(Stored dataset items)
>> BEGIN
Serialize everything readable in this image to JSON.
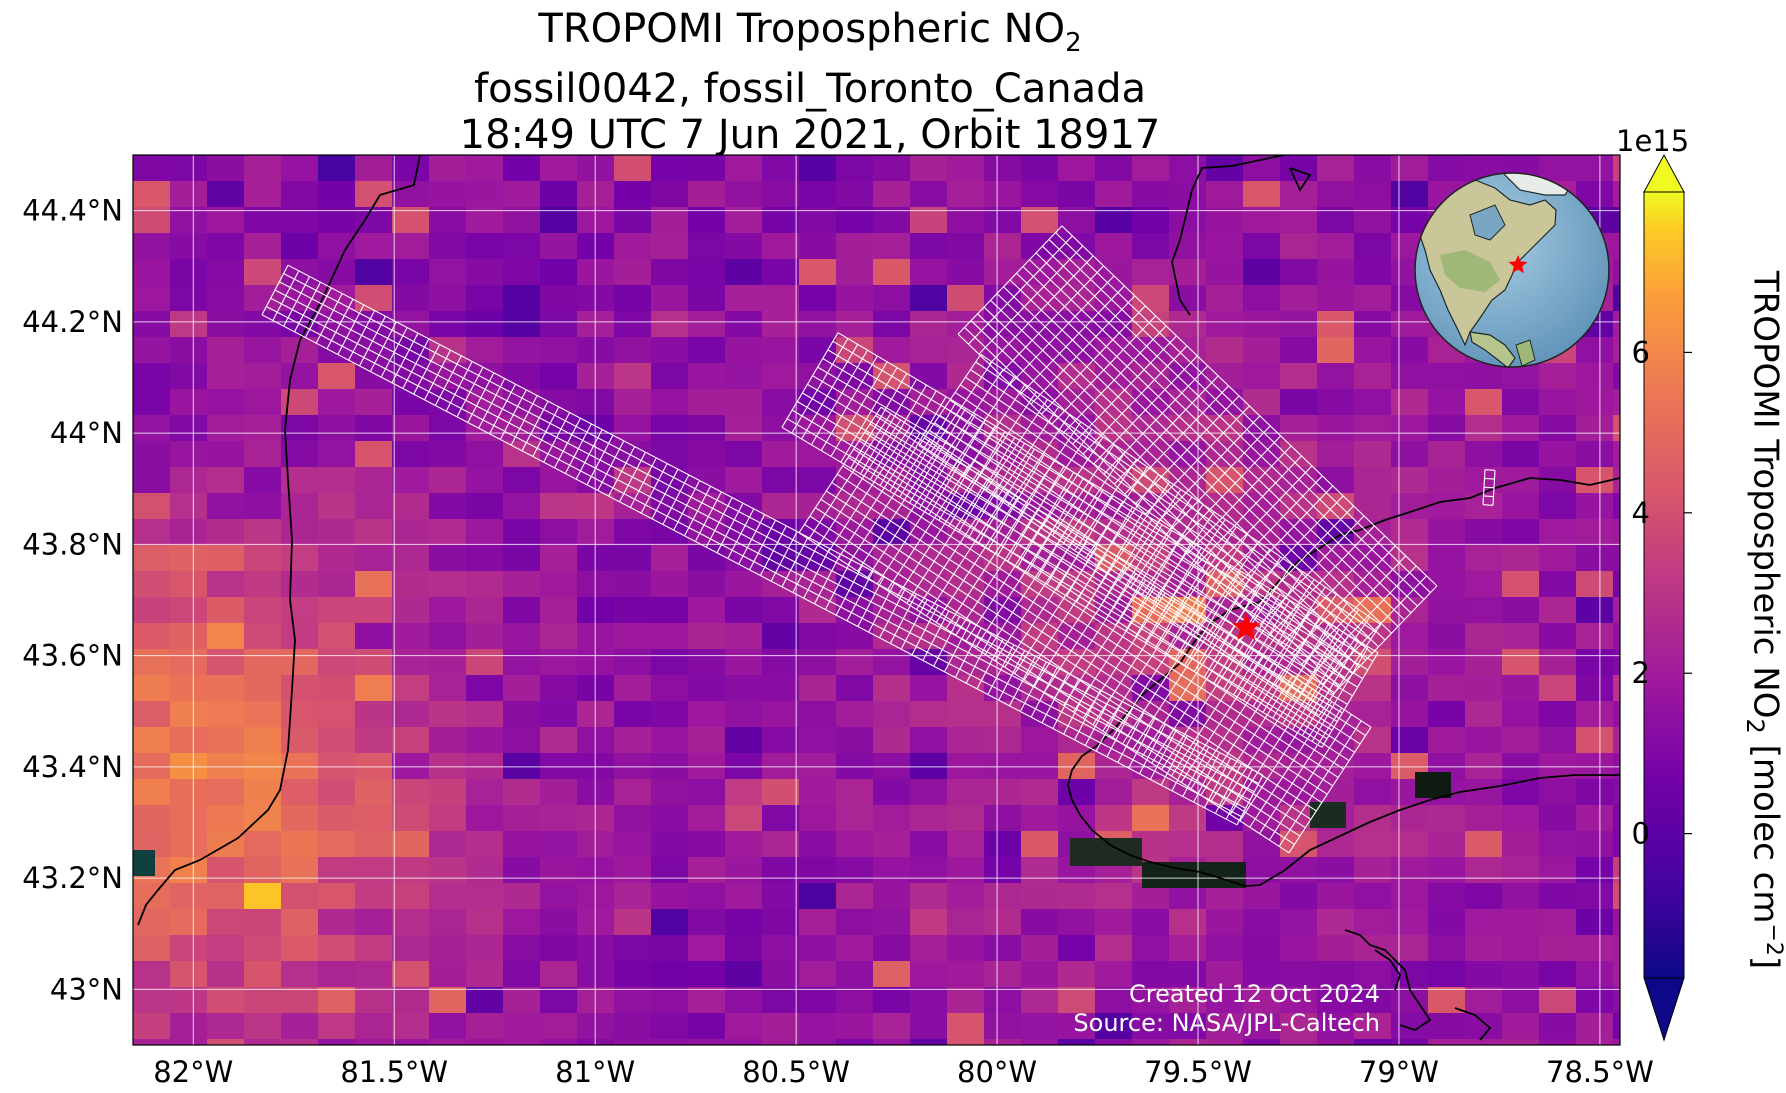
{
  "title": {
    "line1_main": "TROPOMI Tropospheric NO",
    "line1_sub": "2",
    "line2": "fossil0042, fossil_Toronto_Canada",
    "line3": "18:49 UTC 7 Jun 2021, Orbit 18917"
  },
  "map": {
    "lon_range": [
      -82.15,
      -78.45
    ],
    "lat_range": [
      42.9,
      44.5
    ],
    "x_ticks": [
      {
        "value": -82.0,
        "label": "82°W"
      },
      {
        "value": -81.5,
        "label": "81.5°W"
      },
      {
        "value": -81.0,
        "label": "81°W"
      },
      {
        "value": -80.5,
        "label": "80.5°W"
      },
      {
        "value": -80.0,
        "label": "80°W"
      },
      {
        "value": -79.5,
        "label": "79.5°W"
      },
      {
        "value": -79.0,
        "label": "79°W"
      },
      {
        "value": -78.5,
        "label": "78.5°W"
      }
    ],
    "y_ticks": [
      {
        "value": 43.0,
        "label": "43°N"
      },
      {
        "value": 43.2,
        "label": "43.2°N"
      },
      {
        "value": 43.4,
        "label": "43.4°N"
      },
      {
        "value": 43.6,
        "label": "43.6°N"
      },
      {
        "value": 43.8,
        "label": "43.8°N"
      },
      {
        "value": 44.0,
        "label": "44°N"
      },
      {
        "value": 44.2,
        "label": "44.2°N"
      },
      {
        "value": 44.4,
        "label": "44.4°N"
      }
    ],
    "gridlines": true,
    "site_marker": {
      "lon": -79.38,
      "lat": 43.65,
      "color": "#ff0000",
      "shape": "star-icon"
    },
    "background_colormap": "plasma",
    "inset": "globe-inset-north-america"
  },
  "colorbar": {
    "label_main": "TROPOMI Tropospheric NO",
    "label_sub": "2",
    "label_unit": " [molec cm",
    "label_exp": "−2",
    "label_end": "]",
    "scale_exponent": "1e15",
    "range": [
      -1.8,
      8.0
    ],
    "ticks": [
      {
        "value": 0,
        "label": "0"
      },
      {
        "value": 2,
        "label": "2"
      },
      {
        "value": 4,
        "label": "4"
      },
      {
        "value": 6,
        "label": "6"
      }
    ],
    "extend": "both",
    "colormap": "plasma"
  },
  "credit": {
    "line1": "Created 12 Oct 2024",
    "line2": "Source: NASA/JPL-Caltech"
  }
}
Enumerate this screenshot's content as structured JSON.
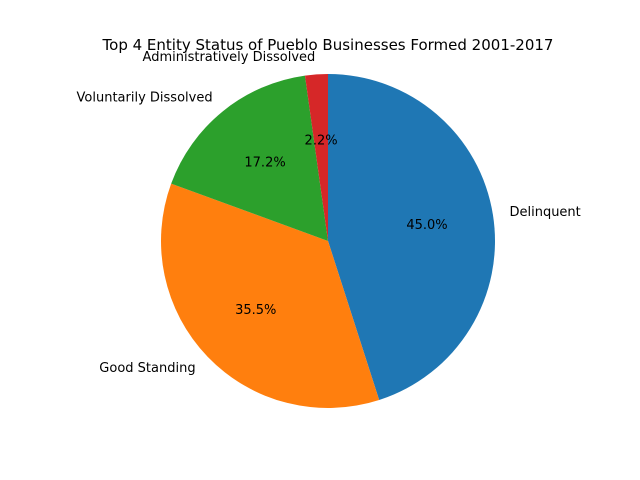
{
  "chart_data": {
    "type": "pie",
    "title": "Top 4 Entity Status of Pueblo Businesses Formed 2001-2017",
    "start_angle_deg": 90,
    "direction": "clockwise",
    "slices": [
      {
        "label": "Delinquent",
        "value": 45.0,
        "pct_label": "45.0%",
        "color": "#1f77b4"
      },
      {
        "label": "Good Standing",
        "value": 35.5,
        "pct_label": "35.5%",
        "color": "#ff7f0e"
      },
      {
        "label": "Voluntarily Dissolved",
        "value": 17.2,
        "pct_label": "17.2%",
        "color": "#2ca02c"
      },
      {
        "label": "Administratively Dissolved",
        "value": 2.2,
        "pct_label": "2.2%",
        "color": "#d62728"
      }
    ]
  }
}
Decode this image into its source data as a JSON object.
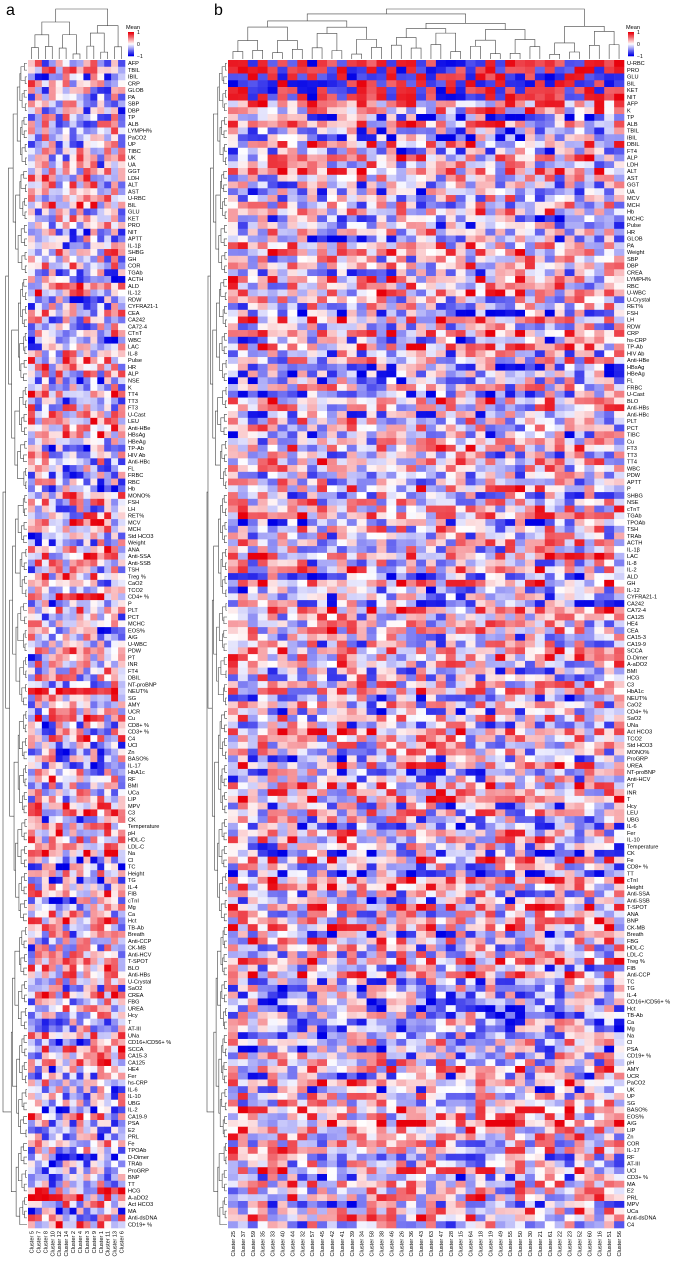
{
  "panels": [
    {
      "label": "a"
    },
    {
      "label": "b"
    }
  ],
  "colors": {
    "high": "#e8000b",
    "mid": "#ffffff",
    "low": "#0000e6"
  },
  "chart_data": [
    {
      "type": "heatmap",
      "panel": "a",
      "legend_title": "Mean",
      "legend_ticks": [
        "1",
        "0",
        "−1"
      ],
      "value_range": [
        -1,
        1
      ],
      "columns": [
        "Cluster 5",
        "Cluster 7",
        "Cluster 8",
        "Cluster 10",
        "Cluster 12",
        "Cluster 14",
        "Cluster 2",
        "Cluster 4",
        "Cluster 3",
        "Cluster 9",
        "Cluster 1",
        "Cluster 11",
        "Cluster 13",
        "Cluster 6"
      ],
      "rows": [
        "AFP",
        "TBIL",
        "IBIL",
        "CRP",
        "GLOB",
        "PA",
        "SBP",
        "DBP",
        "TP",
        "ALB",
        "LYMPH%",
        "PaCO2",
        "UP",
        "TIBC",
        "UK",
        "UA",
        "GGT",
        "LDH",
        "ALT",
        "AST",
        "U-RBC",
        "BIL",
        "GLU",
        "KET",
        "PRO",
        "NIT",
        "APTT",
        "IL-1β",
        "SHBG",
        "GH",
        "COR",
        "TGAb",
        "ACTH",
        "ALD",
        "IL-12",
        "RDW",
        "CYFRA21-1",
        "CEA",
        "CA242",
        "CA72-4",
        "CTnT",
        "WBC",
        "LAC",
        "IL-8",
        "Pulse",
        "HR",
        "ALP",
        "NSE",
        "K",
        "TT4",
        "TT3",
        "FT3",
        "U-Cast",
        "LEU",
        "Anti-HBe",
        "HBsAg",
        "HBeAg",
        "TP-Ab",
        "HIV Ab",
        "Anti-HBc",
        "FL",
        "FRBC",
        "RBC",
        "Hb",
        "MONO%",
        "FSH",
        "LH",
        "RET%",
        "MCV",
        "MCH",
        "Std HCO3",
        "Weight",
        "ANA",
        "Anti-SSA",
        "Anti-SSB",
        "TSH",
        "Treg %",
        "CaO2",
        "TCO2",
        "CD4+ %",
        "P",
        "PLT",
        "PCT",
        "MCHC",
        "EOS%",
        "A/G",
        "U-WBC",
        "PDW",
        "PT",
        "INR",
        "FT4",
        "DBIL",
        "NT-proBNP",
        "NEUT%",
        "SG",
        "AMY",
        "UCR",
        "Cu",
        "CD8+ %",
        "CD3+ %",
        "C4",
        "UCl",
        "Zn",
        "BASO%",
        "IL-17",
        "HbA1c",
        "RF",
        "BMI",
        "UCa",
        "LIP",
        "MPV",
        "C3",
        "CK",
        "Temperature",
        "pH",
        "HDL-C",
        "LDL-C",
        "Na",
        "Cl",
        "TC",
        "Height",
        "TG",
        "IL-4",
        "FIB",
        "cTnI",
        "Mg",
        "Ca",
        "Hct",
        "TB-Ab",
        "Breath",
        "Anti-CCP",
        "CK-MB",
        "Anti-HCV",
        "T-SPOT",
        "BLO",
        "Anti-HBs",
        "U-Crystal",
        "SaO2",
        "CREA",
        "FBG",
        "UREA",
        "Hcy",
        "T",
        "AT-III",
        "UNa",
        "CD16+/CD56+ %",
        "SCCA",
        "CA15-3",
        "CA125",
        "HE4",
        "Fer",
        "hs-CRP",
        "IL-6",
        "IL-10",
        "UBG",
        "IL-2",
        "CA19-9",
        "PSA",
        "E2",
        "PRL",
        "Fe",
        "TPOAb",
        "D-Dimer",
        "TRAb",
        "ProGRP",
        "BNP",
        "TT",
        "HCG",
        "A-aDO2",
        "Act HCO3",
        "MA",
        "Anti-dsDNA",
        "CD19+ %"
      ]
    },
    {
      "type": "heatmap",
      "panel": "b",
      "legend_title": "Mean",
      "legend_ticks": [
        "1",
        "0",
        "−1"
      ],
      "value_range": [
        -1,
        1
      ],
      "columns": [
        "Cluster 25",
        "Cluster 37",
        "Cluster 59",
        "Cluster 35",
        "Cluster 33",
        "Cluster 40",
        "Cluster 44",
        "Cluster 32",
        "Cluster 57",
        "Cluster 45",
        "Cluster 42",
        "Cluster 41",
        "Cluster 39",
        "Cluster 34",
        "Cluster 58",
        "Cluster 38",
        "Cluster 46",
        "Cluster 26",
        "Cluster 36",
        "Cluster 43",
        "Cluster 63",
        "Cluster 47",
        "Cluster 28",
        "Cluster 15",
        "Cluster 64",
        "Cluster 18",
        "Cluster 19",
        "Cluster 49",
        "Cluster 55",
        "Cluster 50",
        "Cluster 30",
        "Cluster 21",
        "Cluster 61",
        "Cluster 22",
        "Cluster 23",
        "Cluster 52",
        "Cluster 60",
        "Cluster 16",
        "Cluster 51",
        "Cluster 56"
      ],
      "rows": [
        "U-RBC",
        "PRO",
        "GLU",
        "BIL",
        "KET",
        "NIT",
        "AFP",
        "K",
        "TP",
        "ALB",
        "TBIL",
        "IBIL",
        "DBIL",
        "FT4",
        "ALP",
        "LDH",
        "ALT",
        "AST",
        "GGT",
        "UA",
        "MCV",
        "MCH",
        "Hb",
        "MCHC",
        "Pulse",
        "HR",
        "GLOB",
        "PA",
        "Weight",
        "SBP",
        "DBP",
        "CREA",
        "LYMPH%",
        "RBC",
        "U-WBC",
        "U-Crystal",
        "RET%",
        "FSH",
        "LH",
        "RDW",
        "CRP",
        "hs-CRP",
        "TP-Ab",
        "HIV Ab",
        "Anti-HBe",
        "HBsAg",
        "HBeAg",
        "FL",
        "FRBC",
        "U-Cast",
        "BLO",
        "Anti-HBs",
        "Anti-HBc",
        "PLT",
        "PCT",
        "TIBC",
        "Cu",
        "FT3",
        "TT3",
        "TT4",
        "WBC",
        "PDW",
        "APTT",
        "P",
        "SHBG",
        "NSE",
        "cTnT",
        "TGAb",
        "TPOAb",
        "TSH",
        "TRAb",
        "ACTH",
        "IL-1β",
        "LAC",
        "IL-8",
        "IL-2",
        "ALD",
        "GH",
        "IL-12",
        "CYFRA21-1",
        "CA242",
        "CA72-4",
        "CA125",
        "HE4",
        "CEA",
        "CA15-3",
        "CA19-9",
        "SCCA",
        "D-Dimer",
        "A-aDO2",
        "BMI",
        "HCG",
        "C3",
        "HbA1c",
        "NEUT%",
        "CaO2",
        "CD4+ %",
        "SaO2",
        "UNa",
        "Act HCO3",
        "TCO2",
        "Std HCO3",
        "MONO%",
        "ProGRP",
        "UREA",
        "NT-proBNP",
        "Anti-HCV",
        "PT",
        "INR",
        "T",
        "Hcy",
        "LEU",
        "UBG",
        "IL-6",
        "Fer",
        "IL-10",
        "Temperature",
        "CK",
        "Fe",
        "CD8+ %",
        "TT",
        "cTnI",
        "Height",
        "Anti-SSA",
        "Anti-SSB",
        "T-SPOT",
        "ANA",
        "BNP",
        "CK-MB",
        "Breath",
        "FBG",
        "HDL-C",
        "LDL-C",
        "Treg %",
        "FIB",
        "Anti-CCP",
        "TC",
        "TG",
        "IL-4",
        "CD16+/CD56+ %",
        "Hct",
        "TB-Ab",
        "Ca",
        "Mg",
        "Na",
        "Cl",
        "PSA",
        "CD19+ %",
        "pH",
        "AMY",
        "UCR",
        "PaCO2",
        "UK",
        "UP",
        "SG",
        "BASO%",
        "EOS%",
        "A/G",
        "LIP",
        "Zn",
        "COR",
        "IL-17",
        "RF",
        "AT-III",
        "UCl",
        "CD3+ %",
        "MA",
        "E2",
        "PRL",
        "MPV",
        "UCa",
        "Anti-dsDNA",
        "C4"
      ]
    }
  ]
}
>> END
### What to work on
Copy down every line of the entries containing the word "image".

### Solution to the problem
Serialize everything readable in this image to JSON.
Decode this image into its source data as a JSON object.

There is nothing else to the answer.